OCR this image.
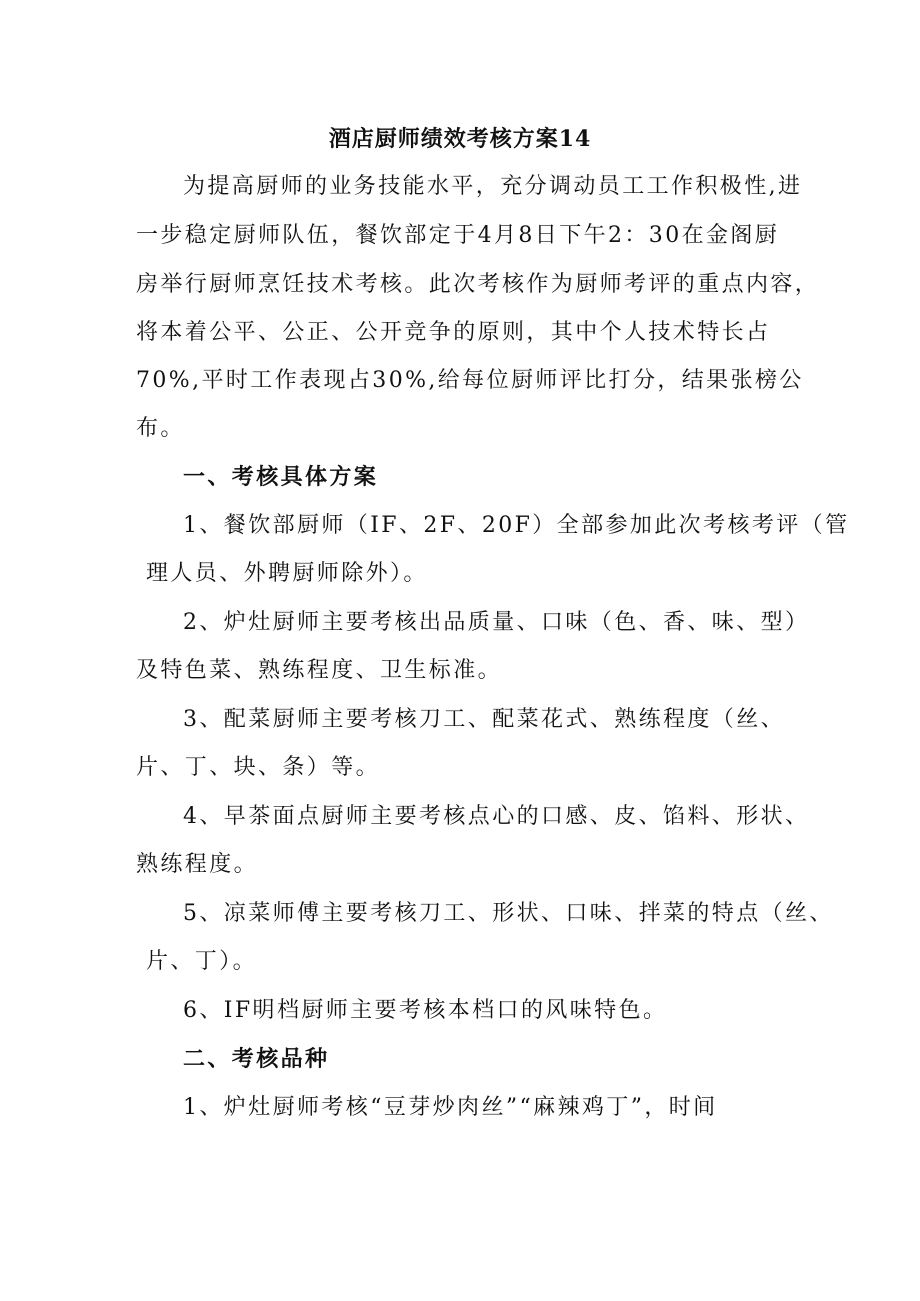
酒店厨师绩效考核方案14
为提高厨师的业务技能水平，充分调动员工工作积极性,进
一步稳定厨师队伍，餐饮部定于4月8日下午2：30在金阁厨
房举行厨师烹饪技术考核。此次考核作为厨师考评的重点内容，
将本着公平、公正、公开竞争的原则，其中个人技术特长占
70%,平时工作表现占30%,给每位厨师评比打分，结果张榜公
布。
一、考核具体方案
1、餐饮部厨师（IF、2F、20F）全部参加此次考核考评（管
理人员、外聘厨师除外）。
2、炉灶厨师主要考核出品质量、口味（色、香、味、型）
及特色菜、熟练程度、卫生标准。
3、配菜厨师主要考核刀工、配菜花式、熟练程度（丝、
片、丁、块、条）等。
4、早茶面点厨师主要考核点心的口感、皮、馅料、形状、
熟练程度。
5、凉菜师傅主要考核刀工、形状、口味、拌菜的特点（丝、
片、丁）。
6、IF明档厨师主要考核本档口的风味特色。
二、考核品种
1、炉灶厨师考核“豆芽炒肉丝”“麻辣鸡丁”，时间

________________

**GOAL:** Go back to the records above and write them out exactly, without the pictures.

**CORRECT ANSWER:**
OCR this image.
酒店厨师绩效考核方案14
为提高厨师的业务技能水平，充分调动员工工作积极性,进
一步稳定厨师队伍，餐饮部定于4月8日下午2：30在金阁厨
房举行厨师烹饪技术考核。此次考核作为厨师考评的重点内容，
将本着公平、公正、公开竞争的原则，其中个人技术特长占
70%,平时工作表现占30%,给每位厨师评比打分，结果张榜公
布。
一、考核具体方案
1、餐饮部厨师（IF、2F、20F）全部参加此次考核考评（管
理人员、外聘厨师除外）。
2、炉灶厨师主要考核出品质量、口味（色、香、味、型）
及特色菜、熟练程度、卫生标准。
3、配菜厨师主要考核刀工、配菜花式、熟练程度（丝、
片、丁、块、条）等。
4、早茶面点厨师主要考核点心的口感、皮、馅料、形状、
熟练程度。
5、凉菜师傅主要考核刀工、形状、口味、拌菜的特点（丝、
片、丁）。
6、IF明档厨师主要考核本档口的风味特色。
二、考核品种
1、炉灶厨师考核“豆芽炒肉丝”“麻辣鸡丁”，时间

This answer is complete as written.